Exercise goal -
Every record should be repeated exactly, except that pictures are left out.

Extracted data entries:
○ ○ ○

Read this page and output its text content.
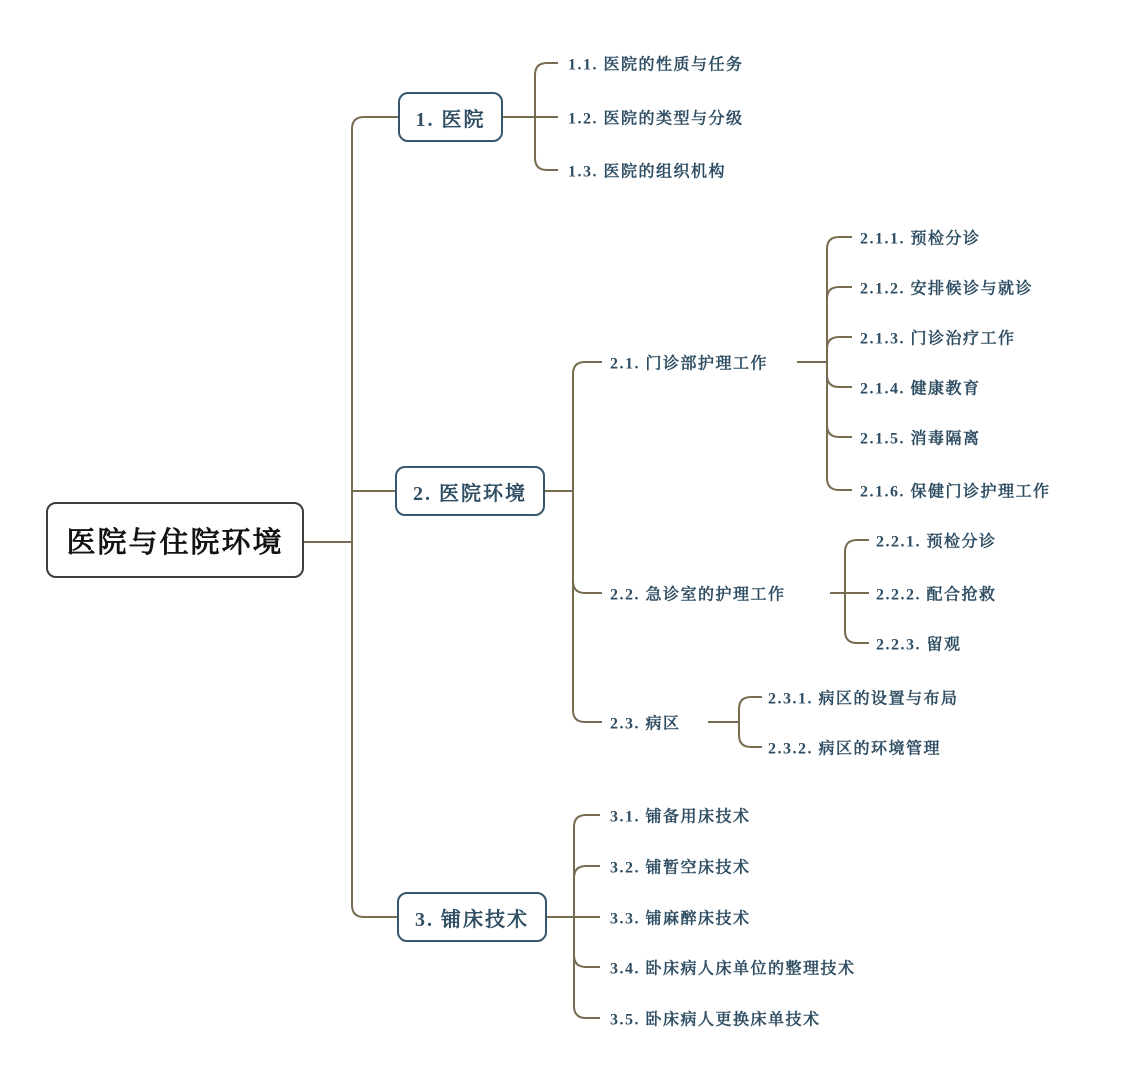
医院与住院环境
1. 医院
2. 医院环境
3. 铺床技术
1.1. 医院的性质与任务
1.2. 医院的类型与分级
1.3. 医院的组织机构
2.1. 门诊部护理工作
2.2. 急诊室的护理工作
2.3. 病区
2.1.1. 预检分诊
2.1.2. 安排候诊与就诊
2.1.3. 门诊治疗工作
2.1.4. 健康教育
2.1.5. 消毒隔离
2.1.6. 保健门诊护理工作
2.2.1. 预检分诊
2.2.2. 配合抢救
2.2.3. 留观
2.3.1. 病区的设置与布局
2.3.2. 病区的环境管理
3.1. 铺备用床技术
3.2. 铺暂空床技术
3.3. 铺麻醉床技术
3.4. 卧床病人床单位的整理技术
3.5. 卧床病人更换床单技术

○ ○ ○

Answer to this exercise -
Read this page and output its text content.
医院与住院环境
1. 医院
2. 医院环境
3. 铺床技术
1.1. 医院的性质与任务
1.2. 医院的类型与分级
1.3. 医院的组织机构
2.1. 门诊部护理工作
2.2. 急诊室的护理工作
2.3. 病区
2.1.1. 预检分诊
2.1.2. 安排候诊与就诊
2.1.3. 门诊治疗工作
2.1.4. 健康教育
2.1.5. 消毒隔离
2.1.6. 保健门诊护理工作
2.2.1. 预检分诊
2.2.2. 配合抢救
2.2.3. 留观
2.3.1. 病区的设置与布局
2.3.2. 病区的环境管理
3.1. 铺备用床技术
3.2. 铺暂空床技术
3.3. 铺麻醉床技术
3.4. 卧床病人床单位的整理技术
3.5. 卧床病人更换床单技术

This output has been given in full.